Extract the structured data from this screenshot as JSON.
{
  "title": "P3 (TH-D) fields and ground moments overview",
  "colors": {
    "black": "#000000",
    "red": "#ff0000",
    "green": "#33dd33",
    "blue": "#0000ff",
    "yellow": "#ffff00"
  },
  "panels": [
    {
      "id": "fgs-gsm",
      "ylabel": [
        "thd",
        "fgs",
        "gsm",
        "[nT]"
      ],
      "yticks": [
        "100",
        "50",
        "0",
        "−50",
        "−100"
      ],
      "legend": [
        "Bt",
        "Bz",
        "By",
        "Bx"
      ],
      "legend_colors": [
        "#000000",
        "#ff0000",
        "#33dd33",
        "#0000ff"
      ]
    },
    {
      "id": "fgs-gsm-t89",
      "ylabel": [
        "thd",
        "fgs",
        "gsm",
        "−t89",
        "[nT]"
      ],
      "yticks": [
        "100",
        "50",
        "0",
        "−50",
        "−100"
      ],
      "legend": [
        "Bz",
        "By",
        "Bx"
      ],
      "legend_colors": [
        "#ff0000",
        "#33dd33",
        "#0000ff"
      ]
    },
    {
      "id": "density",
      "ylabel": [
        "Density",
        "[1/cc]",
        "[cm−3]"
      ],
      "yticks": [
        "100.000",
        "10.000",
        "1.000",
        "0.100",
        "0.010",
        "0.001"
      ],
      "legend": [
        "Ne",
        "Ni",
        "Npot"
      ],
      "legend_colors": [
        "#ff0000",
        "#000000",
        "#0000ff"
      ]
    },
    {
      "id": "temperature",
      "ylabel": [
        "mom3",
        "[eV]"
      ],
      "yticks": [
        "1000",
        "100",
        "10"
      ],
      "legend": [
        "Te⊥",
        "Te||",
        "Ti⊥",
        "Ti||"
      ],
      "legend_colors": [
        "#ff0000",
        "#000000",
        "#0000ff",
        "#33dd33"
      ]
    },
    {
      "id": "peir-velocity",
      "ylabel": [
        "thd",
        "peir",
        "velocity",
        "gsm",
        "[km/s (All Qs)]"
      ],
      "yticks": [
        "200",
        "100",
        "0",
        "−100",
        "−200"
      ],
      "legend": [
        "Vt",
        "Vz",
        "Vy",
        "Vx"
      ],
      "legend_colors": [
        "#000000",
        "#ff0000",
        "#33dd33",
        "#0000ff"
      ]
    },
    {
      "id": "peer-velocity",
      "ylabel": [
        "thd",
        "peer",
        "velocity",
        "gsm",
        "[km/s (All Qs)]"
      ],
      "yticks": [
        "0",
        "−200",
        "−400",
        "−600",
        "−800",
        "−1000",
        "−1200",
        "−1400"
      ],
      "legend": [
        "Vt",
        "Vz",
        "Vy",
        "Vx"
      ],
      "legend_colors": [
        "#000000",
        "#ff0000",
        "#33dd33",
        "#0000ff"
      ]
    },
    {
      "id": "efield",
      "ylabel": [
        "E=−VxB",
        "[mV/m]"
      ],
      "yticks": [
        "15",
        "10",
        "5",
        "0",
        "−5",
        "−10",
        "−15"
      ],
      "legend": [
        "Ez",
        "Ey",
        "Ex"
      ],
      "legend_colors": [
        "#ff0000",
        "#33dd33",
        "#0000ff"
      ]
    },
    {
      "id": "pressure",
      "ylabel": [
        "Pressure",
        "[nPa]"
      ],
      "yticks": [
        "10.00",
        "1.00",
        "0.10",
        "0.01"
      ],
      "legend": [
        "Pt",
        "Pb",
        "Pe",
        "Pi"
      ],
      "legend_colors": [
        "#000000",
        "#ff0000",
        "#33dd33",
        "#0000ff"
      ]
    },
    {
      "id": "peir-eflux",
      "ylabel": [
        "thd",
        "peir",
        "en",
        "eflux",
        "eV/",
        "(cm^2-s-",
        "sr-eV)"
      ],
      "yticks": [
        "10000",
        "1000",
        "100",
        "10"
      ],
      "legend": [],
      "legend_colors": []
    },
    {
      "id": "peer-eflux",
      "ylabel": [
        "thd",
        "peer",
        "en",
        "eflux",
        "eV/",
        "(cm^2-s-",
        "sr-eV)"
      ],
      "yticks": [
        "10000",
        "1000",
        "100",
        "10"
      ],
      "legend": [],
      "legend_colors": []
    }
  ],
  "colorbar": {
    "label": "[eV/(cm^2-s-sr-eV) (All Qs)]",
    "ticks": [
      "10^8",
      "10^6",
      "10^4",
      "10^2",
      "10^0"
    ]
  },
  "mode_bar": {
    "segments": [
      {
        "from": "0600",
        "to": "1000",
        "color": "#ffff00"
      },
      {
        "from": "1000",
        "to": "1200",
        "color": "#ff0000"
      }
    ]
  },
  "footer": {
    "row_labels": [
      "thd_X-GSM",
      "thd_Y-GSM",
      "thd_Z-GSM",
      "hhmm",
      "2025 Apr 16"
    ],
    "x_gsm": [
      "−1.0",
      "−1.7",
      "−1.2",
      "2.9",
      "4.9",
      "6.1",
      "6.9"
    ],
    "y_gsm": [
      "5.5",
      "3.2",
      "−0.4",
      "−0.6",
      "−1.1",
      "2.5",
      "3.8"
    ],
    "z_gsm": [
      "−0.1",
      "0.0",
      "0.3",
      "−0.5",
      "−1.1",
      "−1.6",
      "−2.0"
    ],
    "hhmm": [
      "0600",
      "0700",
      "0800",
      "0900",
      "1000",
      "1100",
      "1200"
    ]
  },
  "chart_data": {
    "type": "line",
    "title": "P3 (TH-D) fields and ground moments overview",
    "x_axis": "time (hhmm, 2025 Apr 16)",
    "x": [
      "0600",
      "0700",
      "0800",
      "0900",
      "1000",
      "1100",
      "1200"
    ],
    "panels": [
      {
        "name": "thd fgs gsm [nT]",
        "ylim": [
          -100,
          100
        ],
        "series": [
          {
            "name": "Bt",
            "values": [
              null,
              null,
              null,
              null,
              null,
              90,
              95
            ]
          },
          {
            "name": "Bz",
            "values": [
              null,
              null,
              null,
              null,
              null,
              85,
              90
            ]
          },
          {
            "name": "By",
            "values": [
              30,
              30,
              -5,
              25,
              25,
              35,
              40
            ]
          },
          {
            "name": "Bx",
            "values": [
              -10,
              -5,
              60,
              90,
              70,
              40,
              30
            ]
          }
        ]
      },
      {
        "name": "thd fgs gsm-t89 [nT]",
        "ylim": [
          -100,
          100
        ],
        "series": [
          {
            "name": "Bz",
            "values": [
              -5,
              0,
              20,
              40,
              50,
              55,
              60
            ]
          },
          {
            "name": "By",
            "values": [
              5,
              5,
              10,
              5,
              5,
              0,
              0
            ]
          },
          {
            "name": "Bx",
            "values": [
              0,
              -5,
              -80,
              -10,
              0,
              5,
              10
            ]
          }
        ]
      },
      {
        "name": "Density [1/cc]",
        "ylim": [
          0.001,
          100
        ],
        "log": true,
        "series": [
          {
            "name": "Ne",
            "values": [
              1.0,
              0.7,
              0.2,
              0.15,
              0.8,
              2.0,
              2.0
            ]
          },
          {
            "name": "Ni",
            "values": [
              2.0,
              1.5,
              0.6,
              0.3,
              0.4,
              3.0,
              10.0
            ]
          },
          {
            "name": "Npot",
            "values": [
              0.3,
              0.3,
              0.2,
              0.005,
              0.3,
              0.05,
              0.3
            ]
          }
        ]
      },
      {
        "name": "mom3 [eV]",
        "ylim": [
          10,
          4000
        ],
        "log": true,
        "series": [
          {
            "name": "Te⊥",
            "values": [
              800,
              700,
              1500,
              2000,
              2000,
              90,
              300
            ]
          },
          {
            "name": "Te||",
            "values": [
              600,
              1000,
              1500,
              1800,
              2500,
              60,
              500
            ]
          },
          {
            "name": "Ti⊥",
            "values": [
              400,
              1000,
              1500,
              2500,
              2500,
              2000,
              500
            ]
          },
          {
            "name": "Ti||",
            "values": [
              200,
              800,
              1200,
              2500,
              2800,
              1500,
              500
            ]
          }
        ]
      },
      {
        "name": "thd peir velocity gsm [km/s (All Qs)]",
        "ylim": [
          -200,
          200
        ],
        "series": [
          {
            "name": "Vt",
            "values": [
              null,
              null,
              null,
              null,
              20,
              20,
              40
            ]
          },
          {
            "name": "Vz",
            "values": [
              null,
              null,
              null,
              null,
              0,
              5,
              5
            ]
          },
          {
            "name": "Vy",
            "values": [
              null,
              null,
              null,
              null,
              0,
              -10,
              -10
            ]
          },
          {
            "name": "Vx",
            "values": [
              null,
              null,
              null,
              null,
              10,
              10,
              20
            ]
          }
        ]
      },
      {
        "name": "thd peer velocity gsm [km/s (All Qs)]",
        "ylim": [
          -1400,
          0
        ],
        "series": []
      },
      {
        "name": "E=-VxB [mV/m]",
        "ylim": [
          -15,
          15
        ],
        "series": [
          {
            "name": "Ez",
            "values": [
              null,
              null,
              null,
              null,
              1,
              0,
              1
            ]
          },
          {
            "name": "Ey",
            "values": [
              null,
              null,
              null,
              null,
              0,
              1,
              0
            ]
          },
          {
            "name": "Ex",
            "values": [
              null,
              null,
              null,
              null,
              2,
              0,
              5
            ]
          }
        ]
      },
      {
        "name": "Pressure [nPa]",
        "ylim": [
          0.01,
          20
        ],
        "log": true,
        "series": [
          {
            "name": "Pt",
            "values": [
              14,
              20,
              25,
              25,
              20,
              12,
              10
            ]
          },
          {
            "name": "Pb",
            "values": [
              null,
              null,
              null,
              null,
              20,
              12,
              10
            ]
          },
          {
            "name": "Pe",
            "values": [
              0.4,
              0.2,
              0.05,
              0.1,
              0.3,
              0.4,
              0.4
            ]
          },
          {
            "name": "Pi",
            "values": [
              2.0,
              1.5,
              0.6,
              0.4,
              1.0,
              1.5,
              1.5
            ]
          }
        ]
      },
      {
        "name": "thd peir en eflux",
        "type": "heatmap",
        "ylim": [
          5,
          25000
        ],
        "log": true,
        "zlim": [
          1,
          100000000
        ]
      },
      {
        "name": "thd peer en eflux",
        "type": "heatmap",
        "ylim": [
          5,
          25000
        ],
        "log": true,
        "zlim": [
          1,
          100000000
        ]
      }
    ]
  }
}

-- -- --

*Exercise aim*
Say how many lines of the data include the word "fields". Nothing other than the number should be given.

*Result below*
2